Exercise task:
Every entry below should be printed exactly, without its images.

The input:
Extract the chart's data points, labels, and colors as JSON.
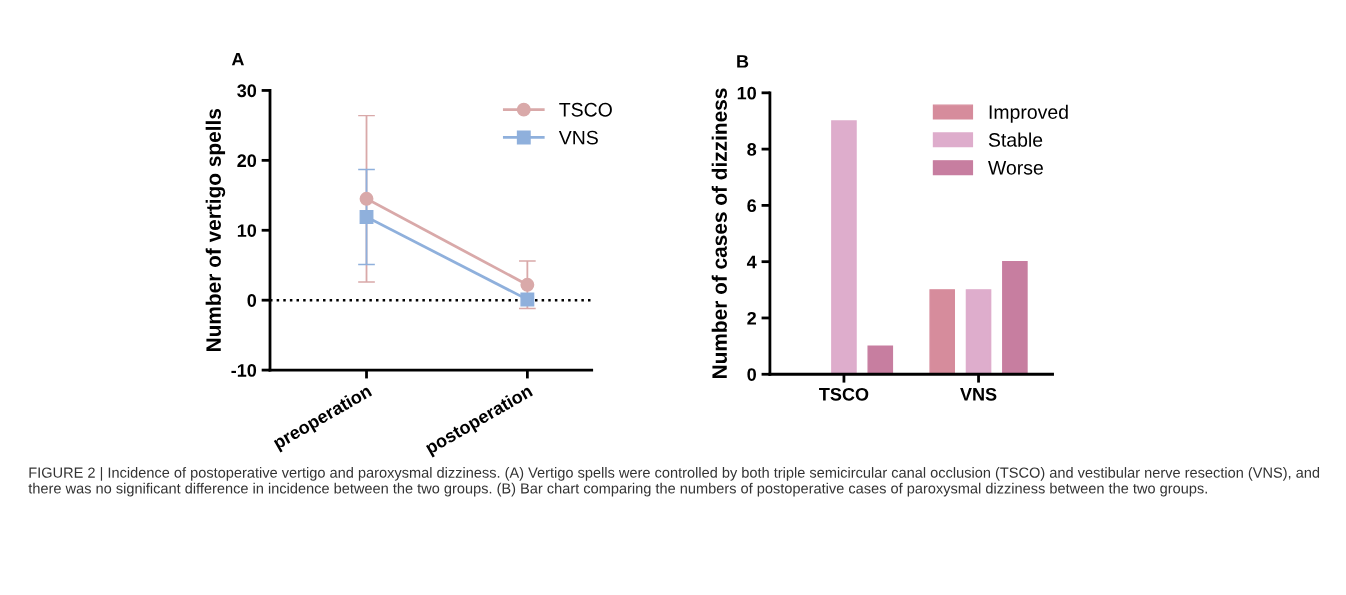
{
  "chart_data": [
    {
      "type": "line",
      "title": "A",
      "ylabel": "Number of vertigo spells",
      "categories": [
        "preoperation",
        "postoperation"
      ],
      "ylim": [
        -10,
        30
      ],
      "yticks": [
        -10,
        0,
        10,
        20,
        30
      ],
      "legend": "top right",
      "grid": false,
      "series": [
        {
          "name": "TSCO",
          "color": "#d9a9a9",
          "marker": "circle",
          "values": [
            14.5,
            2.2
          ],
          "errors": [
            11.9,
            3.4
          ]
        },
        {
          "name": "VNS",
          "color": "#8fb0dc",
          "marker": "square",
          "values": [
            11.9,
            0.1
          ],
          "errors": [
            6.8,
            null
          ]
        }
      ],
      "ref_lines": [
        {
          "axis": "y",
          "value": 0,
          "line_style": "dotted",
          "color": "#000000"
        }
      ],
      "annotations": [
        "FIGURE 2 | Incidence of postoperative vertigo and paroxysmal dizziness. (A) Vertigo spells were controlled by both triple semicircular canal occlusion (TSCO) and vestibular nerve resection (VNS), and there was no significant difference in incidence between the two groups. (B) Bar chart comparing the numbers of postoperative cases of paroxysmal dizziness between the two groups."
      ]
    },
    {
      "type": "bar",
      "title": "B",
      "ylabel": "Number of cases of dizziness",
      "categories": [
        "TSCO",
        "VNS"
      ],
      "ylim": [
        0,
        10
      ],
      "yticks": [
        0,
        2,
        4,
        6,
        8,
        10
      ],
      "legend": "top right",
      "grid": false,
      "series": [
        {
          "name": "Improved",
          "color": "#d68c9c",
          "values": [
            0,
            3
          ]
        },
        {
          "name": "Stable",
          "color": "#deadcc",
          "values": [
            9,
            3
          ]
        },
        {
          "name": "Worse",
          "color": "#c77ea0",
          "values": [
            1,
            4
          ]
        }
      ]
    }
  ]
}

The solution:
Extract the chart's data points, labels, and colors as JSON.
{
  "chart_data": [
    {
      "type": "line",
      "title": "A",
      "ylabel": "Number of vertigo spells",
      "categories": [
        "preoperation",
        "postoperation"
      ],
      "ylim": [
        -10,
        30
      ],
      "yticks": [
        -10,
        0,
        10,
        20,
        30
      ],
      "legend": "top right",
      "grid": false,
      "series": [
        {
          "name": "TSCO",
          "color": "#d9a9a9",
          "marker": "circle",
          "values": [
            14.5,
            2.2
          ],
          "errors": [
            11.9,
            3.4
          ]
        },
        {
          "name": "VNS",
          "color": "#8fb0dc",
          "marker": "square",
          "values": [
            11.9,
            0.1
          ],
          "errors": [
            6.8,
            null
          ]
        }
      ],
      "ref_lines": [
        {
          "axis": "y",
          "value": 0,
          "line_style": "dotted",
          "color": "#000000"
        }
      ],
      "annotations": [
        "FIGURE 2 | Incidence of postoperative vertigo and paroxysmal dizziness. (A) Vertigo spells were controlled by both triple semicircular canal occlusion (TSCO) and vestibular nerve resection (VNS), and there was no significant difference in incidence between the two groups. (B) Bar chart comparing the numbers of postoperative cases of paroxysmal dizziness between the two groups."
      ]
    },
    {
      "type": "bar",
      "title": "B",
      "ylabel": "Number of cases of dizziness",
      "categories": [
        "TSCO",
        "VNS"
      ],
      "ylim": [
        0,
        10
      ],
      "yticks": [
        0,
        2,
        4,
        6,
        8,
        10
      ],
      "legend": "top right",
      "grid": false,
      "series": [
        {
          "name": "Improved",
          "color": "#d68c9c",
          "values": [
            0,
            3
          ]
        },
        {
          "name": "Stable",
          "color": "#deadcc",
          "values": [
            9,
            3
          ]
        },
        {
          "name": "Worse",
          "color": "#c77ea0",
          "values": [
            1,
            4
          ]
        }
      ]
    }
  ]
}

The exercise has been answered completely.